EXERCISE> Find how many lines in the data below include the word "Issue", then write only that number.

====

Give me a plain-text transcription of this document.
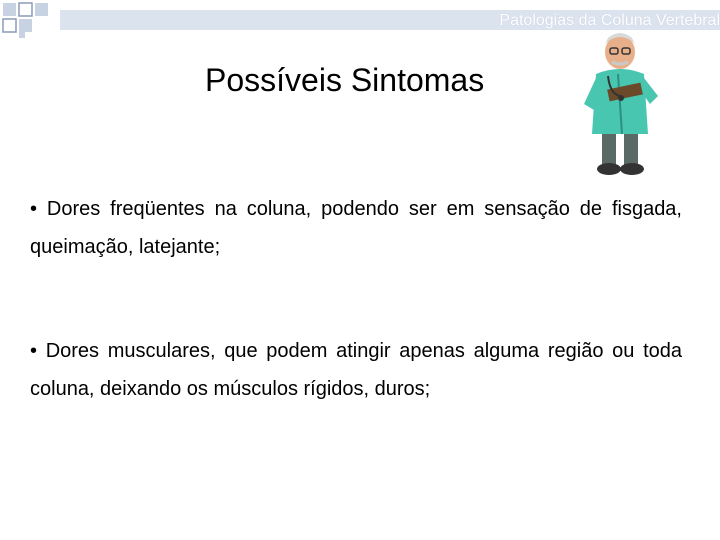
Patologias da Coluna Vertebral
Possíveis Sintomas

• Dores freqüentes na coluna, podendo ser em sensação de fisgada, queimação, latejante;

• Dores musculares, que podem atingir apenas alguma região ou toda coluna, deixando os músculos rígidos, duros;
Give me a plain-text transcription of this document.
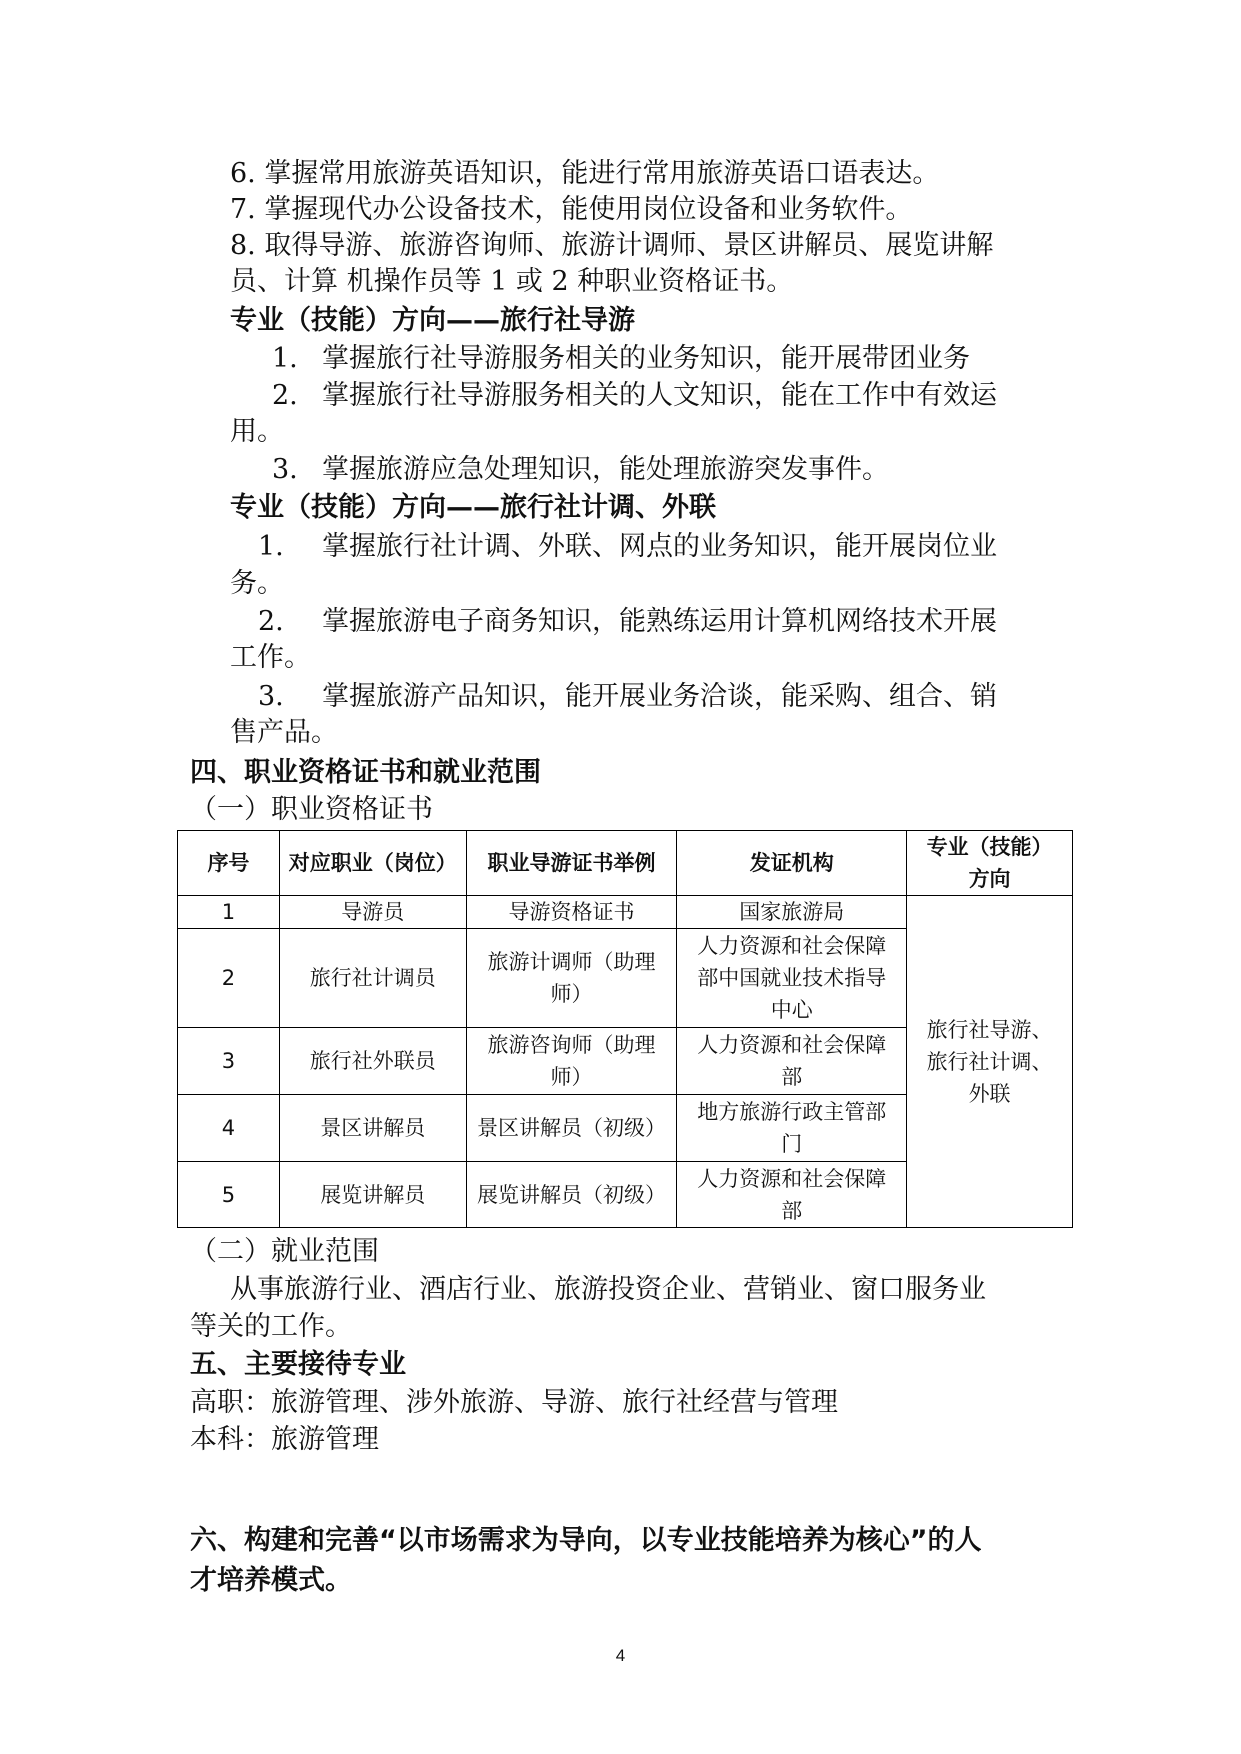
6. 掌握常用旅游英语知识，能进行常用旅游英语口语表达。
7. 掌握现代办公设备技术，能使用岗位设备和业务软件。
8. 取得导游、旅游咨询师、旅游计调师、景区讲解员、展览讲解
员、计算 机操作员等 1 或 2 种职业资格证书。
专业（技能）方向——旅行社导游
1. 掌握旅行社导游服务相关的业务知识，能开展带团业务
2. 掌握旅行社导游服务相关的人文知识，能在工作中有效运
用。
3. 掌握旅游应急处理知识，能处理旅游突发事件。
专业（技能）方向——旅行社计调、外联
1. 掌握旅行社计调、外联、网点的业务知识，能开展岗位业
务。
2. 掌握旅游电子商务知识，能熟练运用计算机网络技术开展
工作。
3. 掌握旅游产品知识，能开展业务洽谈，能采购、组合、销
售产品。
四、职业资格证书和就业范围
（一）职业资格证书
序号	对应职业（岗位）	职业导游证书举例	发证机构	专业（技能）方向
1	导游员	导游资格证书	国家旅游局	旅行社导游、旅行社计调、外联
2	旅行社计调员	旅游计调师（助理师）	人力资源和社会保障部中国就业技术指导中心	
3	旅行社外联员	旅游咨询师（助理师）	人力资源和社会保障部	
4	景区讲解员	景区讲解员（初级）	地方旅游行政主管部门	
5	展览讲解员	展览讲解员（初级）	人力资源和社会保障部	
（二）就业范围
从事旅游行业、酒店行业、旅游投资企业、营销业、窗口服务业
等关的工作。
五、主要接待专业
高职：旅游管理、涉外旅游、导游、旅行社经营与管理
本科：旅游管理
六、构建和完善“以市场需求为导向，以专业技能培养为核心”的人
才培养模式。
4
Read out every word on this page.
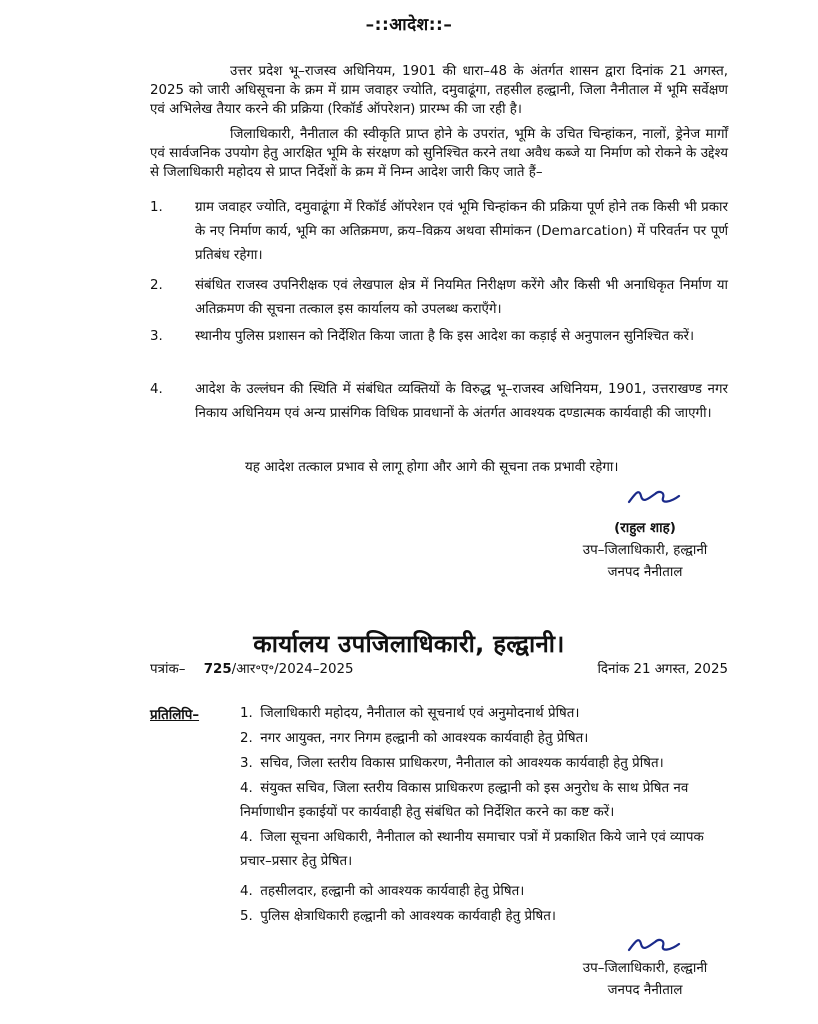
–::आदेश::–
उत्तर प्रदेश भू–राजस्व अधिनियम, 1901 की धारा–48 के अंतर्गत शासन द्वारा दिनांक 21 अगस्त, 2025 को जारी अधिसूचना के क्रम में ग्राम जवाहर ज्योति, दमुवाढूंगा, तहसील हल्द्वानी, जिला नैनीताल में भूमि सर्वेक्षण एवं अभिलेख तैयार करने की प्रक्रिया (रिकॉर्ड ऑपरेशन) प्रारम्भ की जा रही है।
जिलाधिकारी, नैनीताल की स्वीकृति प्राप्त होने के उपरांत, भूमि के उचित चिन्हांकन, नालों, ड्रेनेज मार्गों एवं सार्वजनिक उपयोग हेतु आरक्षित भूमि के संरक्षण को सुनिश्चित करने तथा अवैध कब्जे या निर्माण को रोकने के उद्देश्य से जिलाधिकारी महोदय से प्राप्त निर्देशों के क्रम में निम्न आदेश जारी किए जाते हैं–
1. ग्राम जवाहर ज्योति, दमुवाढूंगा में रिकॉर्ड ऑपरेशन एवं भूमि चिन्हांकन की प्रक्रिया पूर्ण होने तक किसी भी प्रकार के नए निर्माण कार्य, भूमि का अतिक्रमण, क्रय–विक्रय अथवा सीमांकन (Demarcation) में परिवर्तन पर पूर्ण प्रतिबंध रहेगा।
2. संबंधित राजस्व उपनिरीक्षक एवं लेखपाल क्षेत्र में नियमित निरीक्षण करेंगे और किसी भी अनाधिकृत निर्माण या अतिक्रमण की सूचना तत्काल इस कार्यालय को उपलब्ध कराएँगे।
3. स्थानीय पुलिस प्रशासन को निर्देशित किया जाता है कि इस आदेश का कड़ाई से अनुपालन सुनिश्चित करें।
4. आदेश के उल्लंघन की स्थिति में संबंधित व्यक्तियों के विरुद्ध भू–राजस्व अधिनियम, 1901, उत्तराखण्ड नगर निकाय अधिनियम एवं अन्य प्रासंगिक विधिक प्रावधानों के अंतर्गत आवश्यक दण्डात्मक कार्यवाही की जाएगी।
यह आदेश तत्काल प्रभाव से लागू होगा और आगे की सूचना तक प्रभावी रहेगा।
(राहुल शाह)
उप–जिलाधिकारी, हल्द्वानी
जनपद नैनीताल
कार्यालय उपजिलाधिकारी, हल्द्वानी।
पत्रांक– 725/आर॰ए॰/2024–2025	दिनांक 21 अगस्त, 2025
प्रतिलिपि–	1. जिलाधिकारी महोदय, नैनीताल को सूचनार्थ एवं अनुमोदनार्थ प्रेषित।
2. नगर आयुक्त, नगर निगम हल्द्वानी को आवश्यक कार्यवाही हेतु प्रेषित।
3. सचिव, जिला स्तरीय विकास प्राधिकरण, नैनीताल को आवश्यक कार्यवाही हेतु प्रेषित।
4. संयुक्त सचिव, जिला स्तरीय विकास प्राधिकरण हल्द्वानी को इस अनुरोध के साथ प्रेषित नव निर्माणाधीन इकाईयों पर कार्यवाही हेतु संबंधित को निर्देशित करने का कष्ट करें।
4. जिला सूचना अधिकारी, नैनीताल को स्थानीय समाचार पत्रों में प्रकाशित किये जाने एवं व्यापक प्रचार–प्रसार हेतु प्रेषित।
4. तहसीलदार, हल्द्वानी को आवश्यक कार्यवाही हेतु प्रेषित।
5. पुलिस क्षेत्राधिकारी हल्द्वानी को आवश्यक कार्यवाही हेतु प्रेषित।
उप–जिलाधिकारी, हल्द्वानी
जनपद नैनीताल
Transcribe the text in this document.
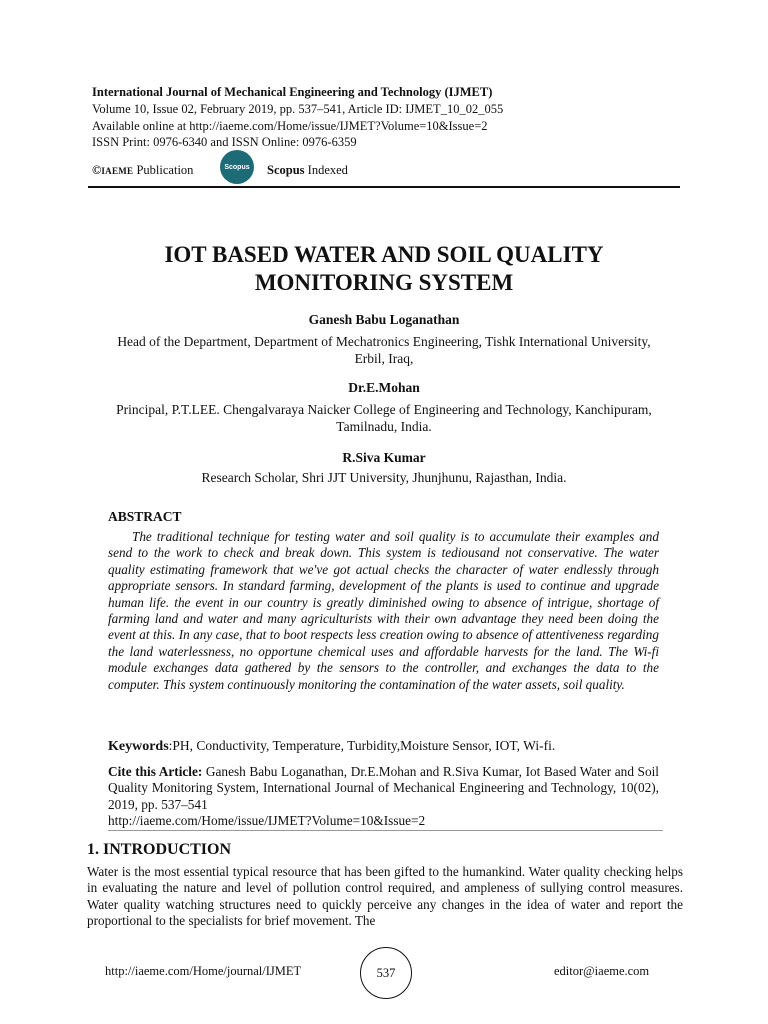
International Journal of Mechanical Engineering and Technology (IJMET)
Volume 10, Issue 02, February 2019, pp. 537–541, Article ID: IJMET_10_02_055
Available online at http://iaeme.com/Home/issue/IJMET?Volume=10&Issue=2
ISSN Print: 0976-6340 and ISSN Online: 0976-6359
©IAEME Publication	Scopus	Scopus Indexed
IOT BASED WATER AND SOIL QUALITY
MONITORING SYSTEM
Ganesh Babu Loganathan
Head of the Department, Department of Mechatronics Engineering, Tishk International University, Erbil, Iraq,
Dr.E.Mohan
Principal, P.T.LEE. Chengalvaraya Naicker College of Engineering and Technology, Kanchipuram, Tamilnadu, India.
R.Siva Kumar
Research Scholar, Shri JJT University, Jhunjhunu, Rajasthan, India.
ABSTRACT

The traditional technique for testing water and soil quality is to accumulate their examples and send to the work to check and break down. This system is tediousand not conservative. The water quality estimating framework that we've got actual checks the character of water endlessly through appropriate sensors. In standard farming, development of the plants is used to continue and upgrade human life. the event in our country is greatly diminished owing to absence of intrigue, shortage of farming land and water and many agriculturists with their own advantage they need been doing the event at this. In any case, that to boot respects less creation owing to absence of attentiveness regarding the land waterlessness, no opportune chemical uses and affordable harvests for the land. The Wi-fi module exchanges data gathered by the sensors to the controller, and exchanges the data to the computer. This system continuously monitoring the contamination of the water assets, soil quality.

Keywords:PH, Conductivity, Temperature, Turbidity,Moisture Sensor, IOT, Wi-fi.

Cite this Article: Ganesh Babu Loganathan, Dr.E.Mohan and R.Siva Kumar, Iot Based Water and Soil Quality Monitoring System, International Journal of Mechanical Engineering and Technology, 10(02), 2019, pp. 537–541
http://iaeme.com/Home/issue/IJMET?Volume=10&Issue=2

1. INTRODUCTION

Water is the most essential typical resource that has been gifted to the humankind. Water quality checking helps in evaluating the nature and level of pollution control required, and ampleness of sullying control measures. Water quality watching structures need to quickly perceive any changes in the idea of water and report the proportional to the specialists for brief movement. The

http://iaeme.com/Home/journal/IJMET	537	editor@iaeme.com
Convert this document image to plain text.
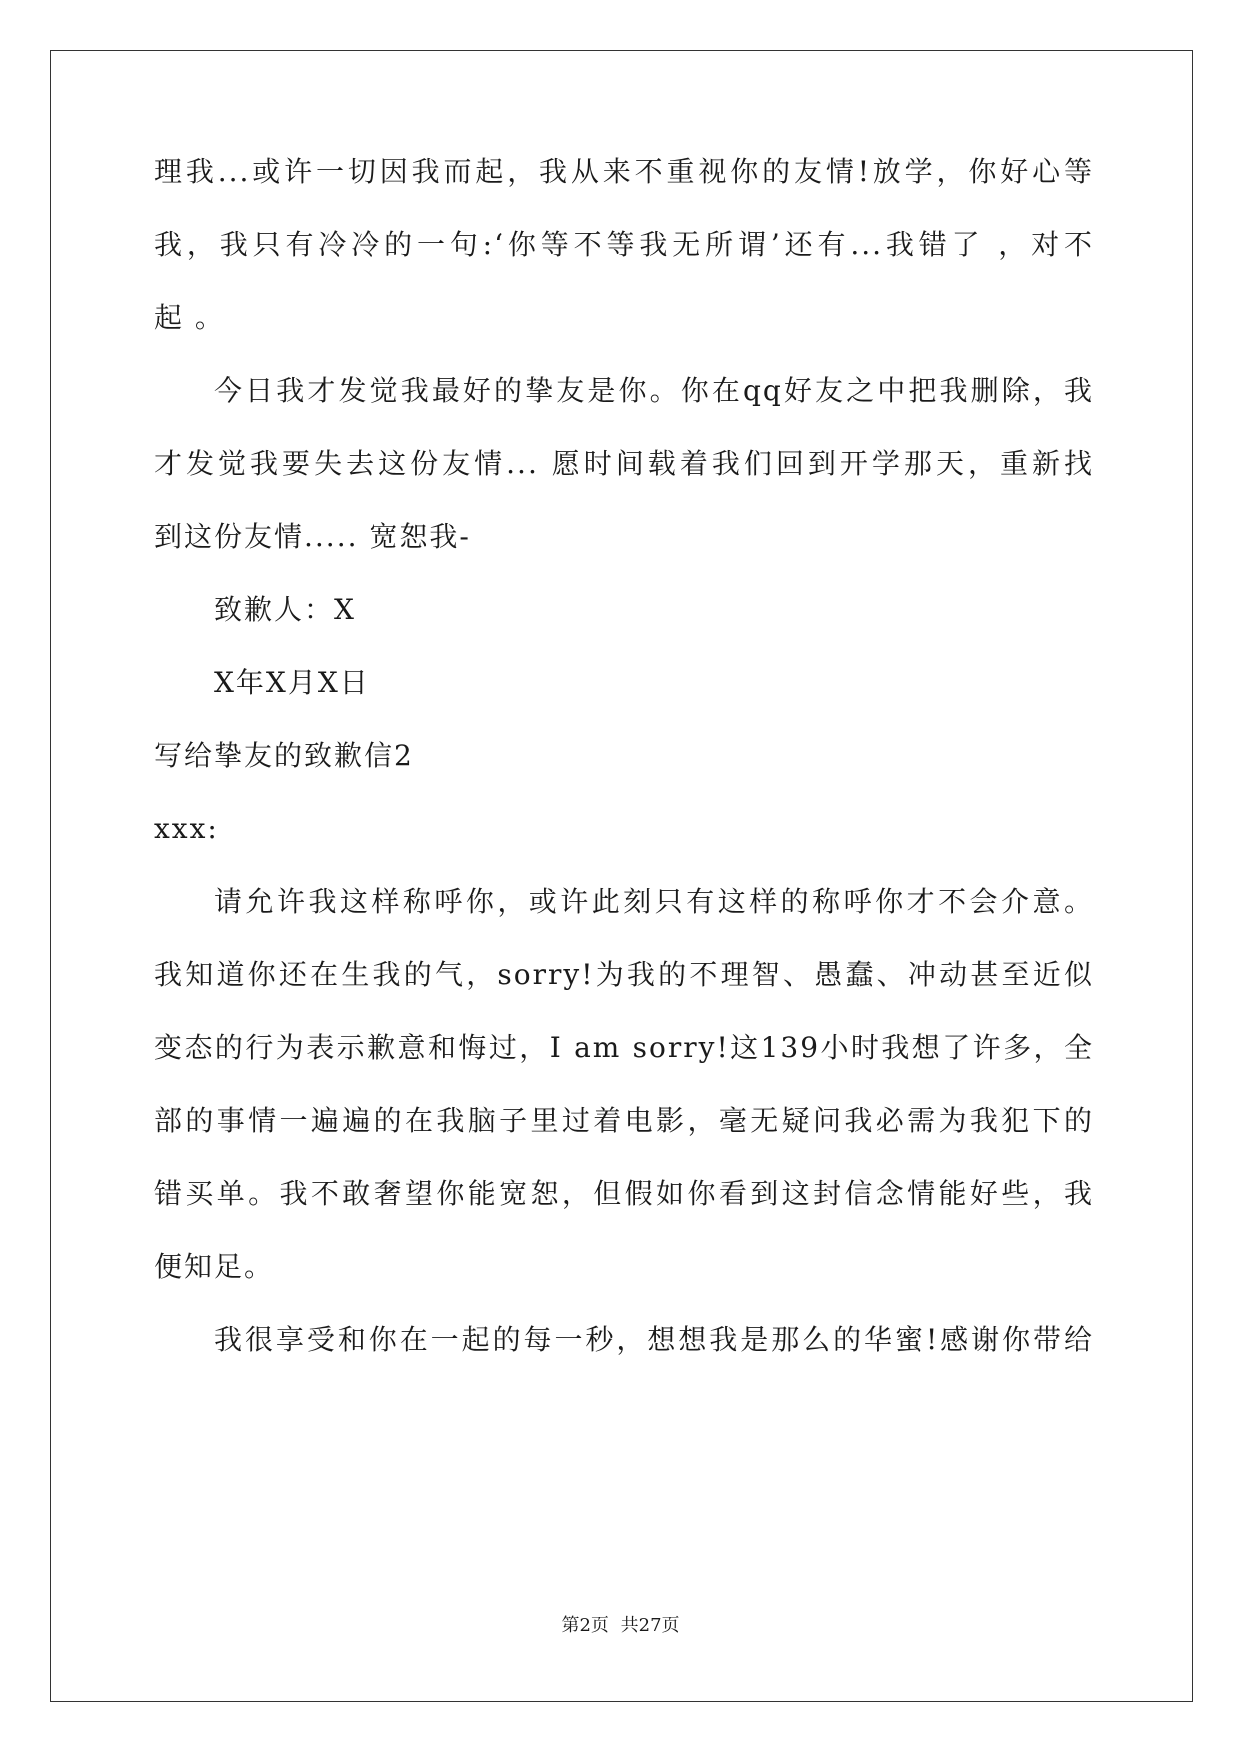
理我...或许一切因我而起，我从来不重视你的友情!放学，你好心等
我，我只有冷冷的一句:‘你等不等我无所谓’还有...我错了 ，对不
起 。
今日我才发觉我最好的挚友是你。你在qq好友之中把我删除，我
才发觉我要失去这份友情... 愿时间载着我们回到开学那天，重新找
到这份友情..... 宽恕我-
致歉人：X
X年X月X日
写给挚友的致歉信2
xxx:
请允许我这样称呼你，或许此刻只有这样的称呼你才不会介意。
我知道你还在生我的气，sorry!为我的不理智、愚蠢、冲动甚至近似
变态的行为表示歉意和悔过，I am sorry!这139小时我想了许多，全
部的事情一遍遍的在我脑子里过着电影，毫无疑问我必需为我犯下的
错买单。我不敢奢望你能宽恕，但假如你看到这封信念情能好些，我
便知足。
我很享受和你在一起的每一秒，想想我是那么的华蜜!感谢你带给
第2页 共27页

====

RESPONSE TO THE TASK> 3